» **Aim of the task**
State how many lines in the listing below include the word "JSON". Give nothing but the number.

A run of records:
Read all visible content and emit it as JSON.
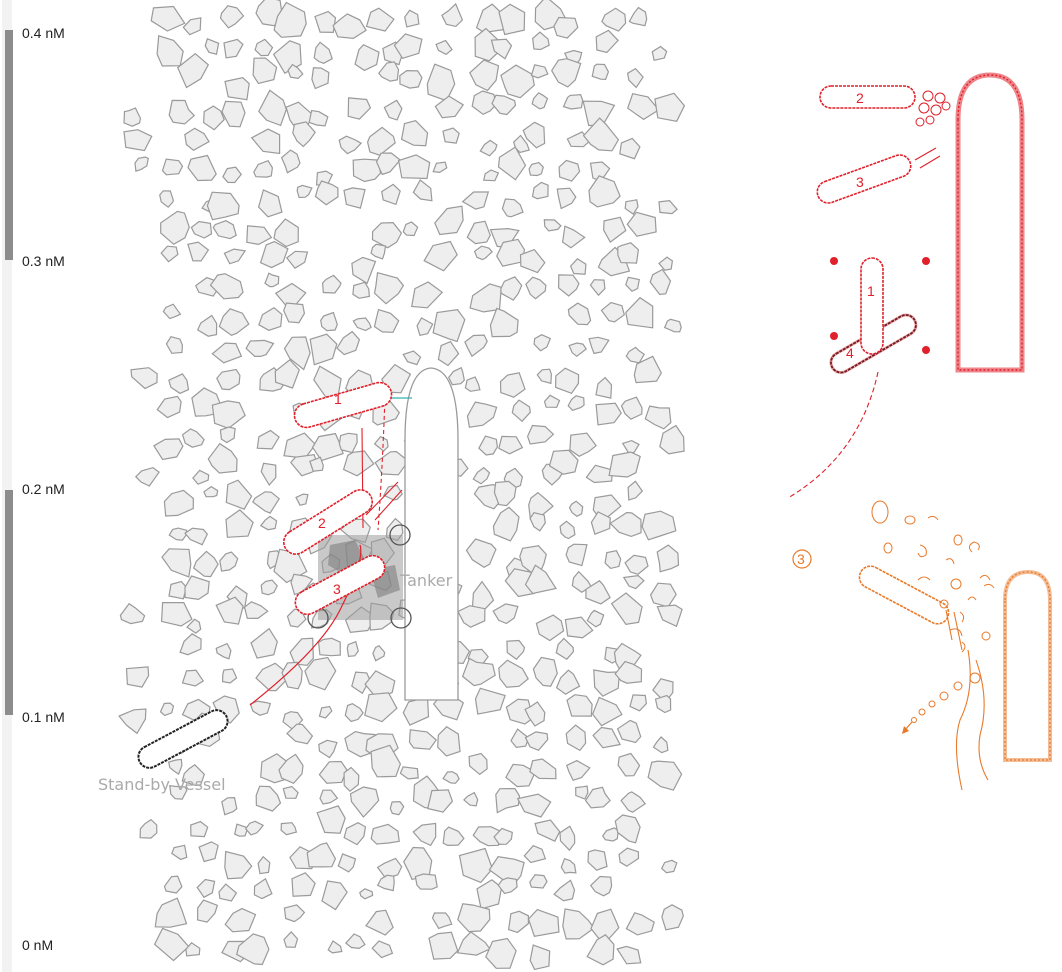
{
  "scale": {
    "ticks": [
      "0.4 nM",
      "0.3 nM",
      "0.2 nM",
      "0.1 nM",
      "0 nM"
    ]
  },
  "labels": {
    "tanker": "Tanker",
    "standby": "Stand-by Vessel"
  },
  "main_sequence": {
    "vessels": [
      "1",
      "2",
      "3"
    ]
  },
  "inset_top": {
    "vessels": [
      "2",
      "3",
      "1",
      "4"
    ]
  },
  "inset_bottom": {
    "step": "3"
  },
  "colors": {
    "red": "#e0202a",
    "orange": "#e87a2a",
    "ice_fill": "#eeeeee",
    "ice_stroke": "#9a9a9a",
    "scale_bar": "#8c8c8c"
  }
}
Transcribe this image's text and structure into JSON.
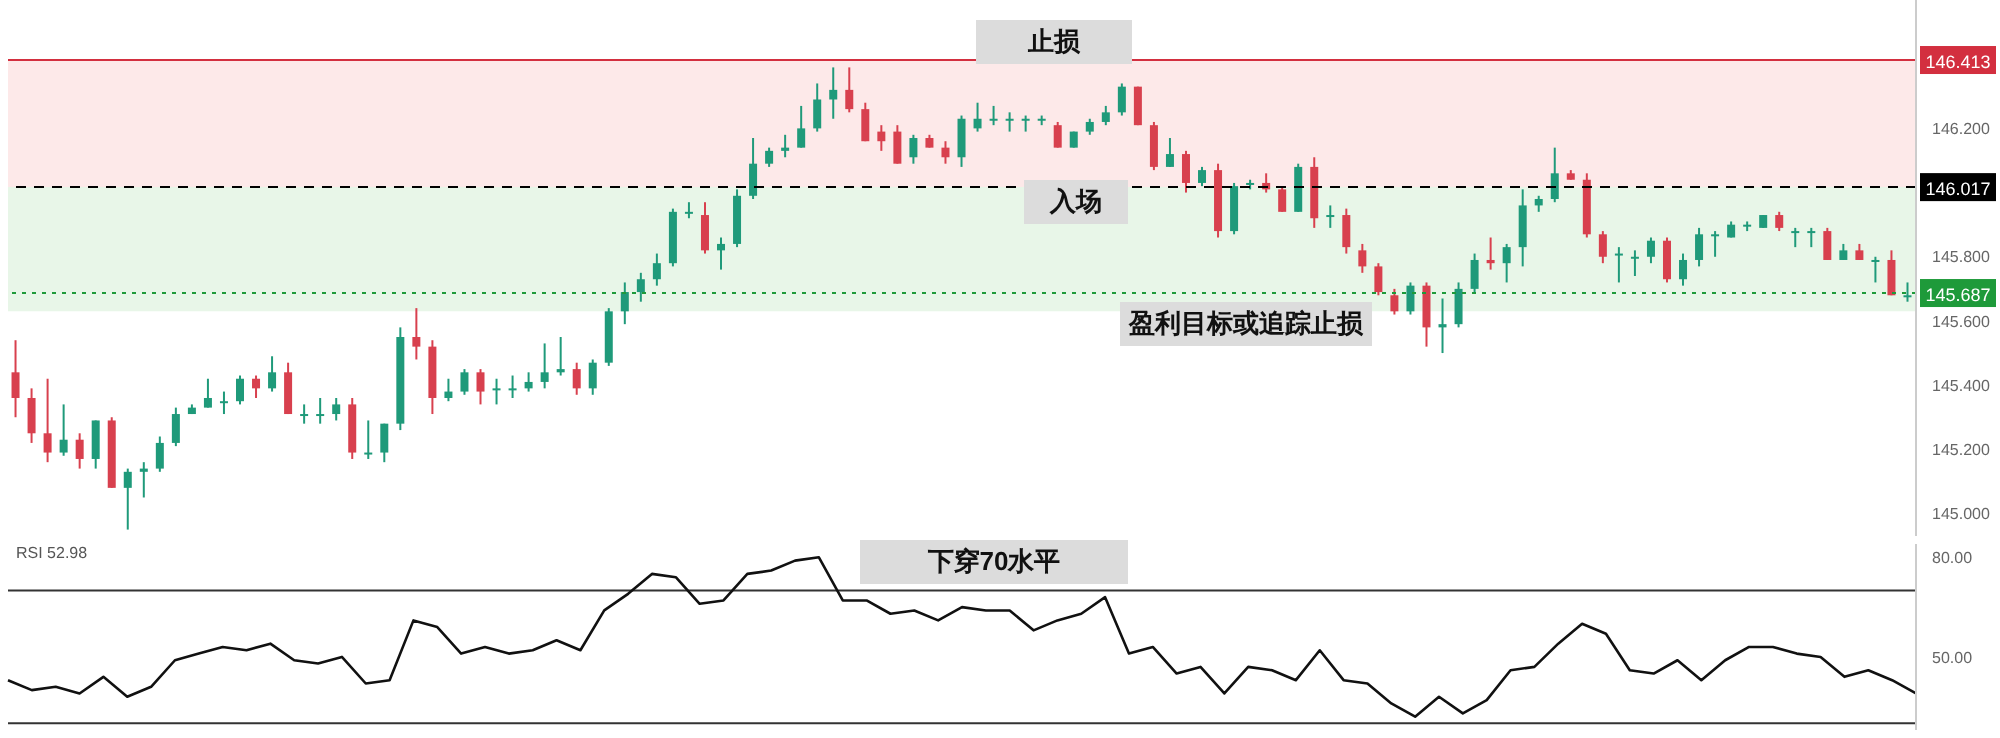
{
  "chart_data": [
    {
      "type": "candlestick",
      "categories": [
        null,
        null,
        null,
        null,
        null,
        null,
        null,
        null,
        null,
        null,
        null,
        null,
        null,
        null,
        null,
        null,
        null,
        null,
        null,
        null,
        null,
        null,
        null,
        null,
        null,
        null,
        null,
        null,
        null,
        null,
        null,
        null,
        null,
        null,
        null,
        null,
        null,
        null,
        null,
        null,
        null,
        null,
        null,
        null,
        null,
        null,
        null,
        null,
        null,
        null,
        null,
        null,
        null,
        null,
        null,
        null,
        null,
        null,
        null,
        null,
        null,
        null,
        null,
        null,
        null,
        null,
        null,
        null,
        null,
        null,
        null,
        null,
        null,
        null,
        null,
        null,
        null,
        null,
        null,
        null,
        null,
        null,
        null,
        null,
        null,
        null,
        null,
        null,
        null,
        null,
        null,
        null,
        null,
        null,
        null,
        null,
        null,
        null,
        null,
        null,
        null,
        null,
        null,
        null,
        null,
        null,
        null,
        null,
        null,
        null,
        null,
        null,
        null,
        null,
        null,
        null,
        null,
        null,
        null
      ],
      "ohlc": [
        [
          145.44,
          145.54,
          145.3,
          145.36
        ],
        [
          145.36,
          145.39,
          145.22,
          145.25
        ],
        [
          145.25,
          145.42,
          145.16,
          145.19
        ],
        [
          145.19,
          145.34,
          145.18,
          145.23
        ],
        [
          145.23,
          145.25,
          145.14,
          145.17
        ],
        [
          145.17,
          145.29,
          145.14,
          145.29
        ],
        [
          145.29,
          145.3,
          145.08,
          145.08
        ],
        [
          145.08,
          145.14,
          144.95,
          145.13
        ],
        [
          145.13,
          145.16,
          145.05,
          145.14
        ],
        [
          145.14,
          145.24,
          145.13,
          145.22
        ],
        [
          145.22,
          145.33,
          145.21,
          145.31
        ],
        [
          145.31,
          145.34,
          145.31,
          145.33
        ],
        [
          145.33,
          145.42,
          145.33,
          145.36
        ],
        [
          145.35,
          145.38,
          145.31,
          145.35
        ],
        [
          145.35,
          145.43,
          145.34,
          145.42
        ],
        [
          145.42,
          145.43,
          145.36,
          145.39
        ],
        [
          145.39,
          145.49,
          145.38,
          145.44
        ],
        [
          145.44,
          145.47,
          145.31,
          145.31
        ],
        [
          145.31,
          145.34,
          145.28,
          145.31
        ],
        [
          145.31,
          145.36,
          145.28,
          145.31
        ],
        [
          145.31,
          145.36,
          145.29,
          145.34
        ],
        [
          145.34,
          145.36,
          145.17,
          145.19
        ],
        [
          145.19,
          145.29,
          145.17,
          145.19
        ],
        [
          145.19,
          145.28,
          145.16,
          145.28
        ],
        [
          145.28,
          145.58,
          145.26,
          145.55
        ],
        [
          145.55,
          145.64,
          145.48,
          145.52
        ],
        [
          145.52,
          145.54,
          145.31,
          145.36
        ],
        [
          145.36,
          145.42,
          145.35,
          145.38
        ],
        [
          145.38,
          145.45,
          145.37,
          145.44
        ],
        [
          145.44,
          145.45,
          145.34,
          145.38
        ],
        [
          145.39,
          145.42,
          145.34,
          145.39
        ],
        [
          145.39,
          145.43,
          145.36,
          145.39
        ],
        [
          145.39,
          145.44,
          145.38,
          145.41
        ],
        [
          145.41,
          145.53,
          145.39,
          145.44
        ],
        [
          145.44,
          145.55,
          145.43,
          145.45
        ],
        [
          145.45,
          145.47,
          145.37,
          145.39
        ],
        [
          145.39,
          145.48,
          145.37,
          145.47
        ],
        [
          145.47,
          145.64,
          145.46,
          145.63
        ],
        [
          145.63,
          145.72,
          145.59,
          145.69
        ],
        [
          145.69,
          145.75,
          145.66,
          145.73
        ],
        [
          145.73,
          145.81,
          145.71,
          145.78
        ],
        [
          145.78,
          145.95,
          145.77,
          145.94
        ],
        [
          145.94,
          145.97,
          145.92,
          145.94
        ],
        [
          145.93,
          145.97,
          145.81,
          145.82
        ],
        [
          145.82,
          145.86,
          145.76,
          145.84
        ],
        [
          145.84,
          146.01,
          145.83,
          145.99
        ],
        [
          145.99,
          146.17,
          145.98,
          146.09
        ],
        [
          146.09,
          146.14,
          146.08,
          146.13
        ],
        [
          146.13,
          146.18,
          146.11,
          146.14
        ],
        [
          146.14,
          146.27,
          146.14,
          146.2
        ],
        [
          146.2,
          146.34,
          146.19,
          146.29
        ],
        [
          146.29,
          146.39,
          146.23,
          146.32
        ],
        [
          146.32,
          146.39,
          146.25,
          146.26
        ],
        [
          146.26,
          146.28,
          146.16,
          146.16
        ],
        [
          146.19,
          146.21,
          146.13,
          146.16
        ],
        [
          146.19,
          146.21,
          146.09,
          146.09
        ],
        [
          146.11,
          146.18,
          146.09,
          146.17
        ],
        [
          146.17,
          146.18,
          146.14,
          146.14
        ],
        [
          146.14,
          146.16,
          146.09,
          146.11
        ],
        [
          146.11,
          146.24,
          146.08,
          146.23
        ],
        [
          146.2,
          146.28,
          146.19,
          146.23
        ],
        [
          146.23,
          146.27,
          146.21,
          146.23
        ],
        [
          146.23,
          146.25,
          146.19,
          146.23
        ],
        [
          146.23,
          146.24,
          146.19,
          146.23
        ],
        [
          146.23,
          146.24,
          146.21,
          146.23
        ],
        [
          146.21,
          146.22,
          146.14,
          146.14
        ],
        [
          146.14,
          146.19,
          146.14,
          146.19
        ],
        [
          146.19,
          146.23,
          146.18,
          146.22
        ],
        [
          146.22,
          146.27,
          146.21,
          146.25
        ],
        [
          146.25,
          146.34,
          146.24,
          146.33
        ],
        [
          146.33,
          146.33,
          146.21,
          146.21
        ],
        [
          146.21,
          146.22,
          146.07,
          146.08
        ],
        [
          146.08,
          146.17,
          146.08,
          146.12
        ],
        [
          146.12,
          146.13,
          146.0,
          146.03
        ],
        [
          146.03,
          146.08,
          146.02,
          146.07
        ],
        [
          146.07,
          146.09,
          145.86,
          145.88
        ],
        [
          145.88,
          146.03,
          145.87,
          146.02
        ],
        [
          146.03,
          146.04,
          146.01,
          146.03
        ],
        [
          146.03,
          146.06,
          146.0,
          146.01
        ],
        [
          146.01,
          146.02,
          145.94,
          145.94
        ],
        [
          145.94,
          146.09,
          145.94,
          146.08
        ],
        [
          146.08,
          146.11,
          145.89,
          145.92
        ],
        [
          145.93,
          145.96,
          145.89,
          145.93
        ],
        [
          145.93,
          145.95,
          145.81,
          145.83
        ],
        [
          145.82,
          145.84,
          145.75,
          145.77
        ],
        [
          145.77,
          145.78,
          145.68,
          145.69
        ],
        [
          145.68,
          145.7,
          145.62,
          145.63
        ],
        [
          145.63,
          145.72,
          145.62,
          145.71
        ],
        [
          145.71,
          145.72,
          145.52,
          145.58
        ],
        [
          145.58,
          145.67,
          145.5,
          145.59
        ],
        [
          145.59,
          145.72,
          145.58,
          145.7
        ],
        [
          145.7,
          145.81,
          145.69,
          145.79
        ],
        [
          145.79,
          145.86,
          145.76,
          145.78
        ],
        [
          145.78,
          145.84,
          145.72,
          145.83
        ],
        [
          145.83,
          146.01,
          145.77,
          145.96
        ],
        [
          145.96,
          145.99,
          145.94,
          145.98
        ],
        [
          145.98,
          146.14,
          145.97,
          146.06
        ],
        [
          146.06,
          146.07,
          146.04,
          146.04
        ],
        [
          146.04,
          146.06,
          145.86,
          145.87
        ],
        [
          145.87,
          145.88,
          145.78,
          145.8
        ],
        [
          145.81,
          145.83,
          145.72,
          145.81
        ],
        [
          145.8,
          145.82,
          145.74,
          145.8
        ],
        [
          145.8,
          145.86,
          145.78,
          145.85
        ],
        [
          145.85,
          145.86,
          145.72,
          145.73
        ],
        [
          145.73,
          145.81,
          145.71,
          145.79
        ],
        [
          145.79,
          145.89,
          145.77,
          145.87
        ],
        [
          145.87,
          145.88,
          145.8,
          145.87
        ],
        [
          145.86,
          145.91,
          145.86,
          145.9
        ],
        [
          145.9,
          145.91,
          145.88,
          145.9
        ],
        [
          145.89,
          145.93,
          145.89,
          145.93
        ],
        [
          145.93,
          145.94,
          145.88,
          145.89
        ],
        [
          145.88,
          145.89,
          145.83,
          145.88
        ],
        [
          145.88,
          145.89,
          145.83,
          145.88
        ],
        [
          145.88,
          145.89,
          145.79,
          145.79
        ],
        [
          145.79,
          145.84,
          145.79,
          145.82
        ],
        [
          145.82,
          145.84,
          145.79,
          145.79
        ],
        [
          145.79,
          145.8,
          145.72,
          145.79
        ],
        [
          145.79,
          145.82,
          145.68,
          145.68
        ],
        [
          145.68,
          145.72,
          145.66,
          145.68
        ]
      ],
      "colors": [
        "#d8404e",
        "#d8404e",
        "#d8404e",
        "#1f9a7a",
        "#d8404e",
        "#1f9a7a",
        "#d8404e",
        "#1f9a7a",
        "#1f9a7a",
        "#1f9a7a",
        "#1f9a7a",
        "#1f9a7a",
        "#1f9a7a",
        "#1f9a7a",
        "#1f9a7a",
        "#d8404e",
        "#1f9a7a",
        "#d8404e",
        "#1f9a7a",
        "#1f9a7a",
        "#1f9a7a",
        "#d8404e",
        "#1f9a7a",
        "#1f9a7a",
        "#1f9a7a",
        "#d8404e",
        "#d8404e",
        "#1f9a7a",
        "#1f9a7a",
        "#d8404e",
        "#1f9a7a",
        "#1f9a7a",
        "#1f9a7a",
        "#1f9a7a",
        "#1f9a7a",
        "#d8404e",
        "#1f9a7a",
        "#1f9a7a",
        "#1f9a7a",
        "#1f9a7a",
        "#1f9a7a",
        "#1f9a7a",
        "#1f9a7a",
        "#d8404e",
        "#1f9a7a",
        "#1f9a7a",
        "#1f9a7a",
        "#1f9a7a",
        "#1f9a7a",
        "#1f9a7a",
        "#1f9a7a",
        "#1f9a7a",
        "#d8404e",
        "#d8404e",
        "#d8404e",
        "#d8404e",
        "#1f9a7a",
        "#d8404e",
        "#d8404e",
        "#1f9a7a",
        "#1f9a7a",
        "#1f9a7a",
        "#1f9a7a",
        "#1f9a7a",
        "#1f9a7a",
        "#d8404e",
        "#1f9a7a",
        "#1f9a7a",
        "#1f9a7a",
        "#1f9a7a",
        "#d8404e",
        "#d8404e",
        "#1f9a7a",
        "#d8404e",
        "#1f9a7a",
        "#d8404e",
        "#1f9a7a",
        "#1f9a7a",
        "#d8404e",
        "#d8404e",
        "#1f9a7a",
        "#d8404e",
        "#1f9a7a",
        "#d8404e",
        "#d8404e",
        "#d8404e",
        "#d8404e",
        "#1f9a7a",
        "#d8404e",
        "#1f9a7a",
        "#1f9a7a",
        "#1f9a7a",
        "#d8404e",
        "#1f9a7a",
        "#1f9a7a",
        "#1f9a7a",
        "#1f9a7a",
        "#d8404e",
        "#d8404e",
        "#d8404e",
        "#1f9a7a",
        "#1f9a7a",
        "#1f9a7a",
        "#d8404e",
        "#1f9a7a",
        "#1f9a7a",
        "#1f9a7a",
        "#1f9a7a",
        "#1f9a7a",
        "#1f9a7a",
        "#d8404e",
        "#1f9a7a",
        "#1f9a7a",
        "#d8404e",
        "#1f9a7a",
        "#d8404e",
        "#1f9a7a",
        "#d8404e",
        "#1f9a7a"
      ],
      "ylim": [
        144.93,
        146.6
      ],
      "yticks": [
        {
          "value": 145.0,
          "label": "145.000"
        },
        {
          "value": 145.2,
          "label": "145.200"
        },
        {
          "value": 145.4,
          "label": "145.400"
        },
        {
          "value": 145.6,
          "label": "145.600"
        },
        {
          "value": 145.8,
          "label": "145.800"
        },
        {
          "value": 146.2,
          "label": "146.200"
        }
      ],
      "tick_labels": "y",
      "ref_lines": [
        {
          "axis": "y",
          "value": 146.413,
          "label": "146.413",
          "color": "#d32f3f",
          "line_style": "solid"
        },
        {
          "axis": "y",
          "value": 146.017,
          "label": "146.017",
          "color": "#000000",
          "line_style": "dashed"
        },
        {
          "axis": "y",
          "value": 145.687,
          "label": "145.687",
          "color": "#1e9a3a",
          "line_style": "dotted"
        }
      ],
      "bands": [
        {
          "axis": "y",
          "from": 146.017,
          "to": 146.413,
          "color": "#fde3e3"
        },
        {
          "axis": "y",
          "from": 145.63,
          "to": 146.017,
          "color": "#e2f4e2"
        }
      ],
      "annotations": [
        "止损",
        "入场",
        "盈利目标或追踪止损"
      ]
    },
    {
      "type": "line",
      "categories": [
        null,
        null,
        null,
        null,
        null,
        null,
        null,
        null,
        null,
        null,
        null,
        null,
        null,
        null,
        null,
        null,
        null,
        null,
        null,
        null,
        null,
        null,
        null,
        null,
        null,
        null,
        null,
        null,
        null,
        null,
        null,
        null,
        null,
        null,
        null,
        null,
        null,
        null,
        null,
        null,
        null,
        null,
        null,
        null,
        null,
        null,
        null,
        null,
        null,
        null,
        null,
        null,
        null,
        null,
        null,
        null,
        null,
        null,
        null,
        null,
        null,
        null,
        null,
        null,
        null,
        null,
        null,
        null,
        null,
        null,
        null,
        null,
        null,
        null,
        null,
        null,
        null,
        null,
        null,
        null,
        null
      ],
      "series": [
        {
          "color": "#111111",
          "values": [
            43,
            40,
            41,
            39,
            44,
            38,
            41,
            49,
            51,
            53,
            52,
            54,
            49,
            48,
            50,
            42,
            43,
            61,
            59,
            51,
            53,
            51,
            52,
            55,
            52,
            64,
            69,
            75,
            74,
            66,
            67,
            75,
            76,
            79,
            80,
            67,
            67,
            63,
            64,
            61,
            65,
            64,
            64,
            58,
            61,
            63,
            68,
            51,
            53,
            45,
            47,
            39,
            47,
            46,
            43,
            52,
            43,
            42,
            36,
            32,
            38,
            33,
            37,
            46,
            47,
            54,
            60,
            57,
            46,
            45,
            49,
            43,
            49,
            53,
            53,
            51,
            50,
            44,
            46,
            43,
            39
          ]
        }
      ],
      "marker": "none",
      "line_style": "solid",
      "ylim": [
        28,
        84
      ],
      "yticks": [
        {
          "value": 80,
          "label": "80.00"
        },
        {
          "value": 50,
          "label": "50.00"
        }
      ],
      "tick_labels": "y",
      "ref_lines": [
        {
          "axis": "y",
          "value": 70,
          "color": "#333333"
        },
        {
          "axis": "y",
          "value": 30,
          "color": "#333333"
        }
      ],
      "annotations": [
        "RSI 52.98",
        "下穿70水平"
      ]
    }
  ]
}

» **Exercise output**
2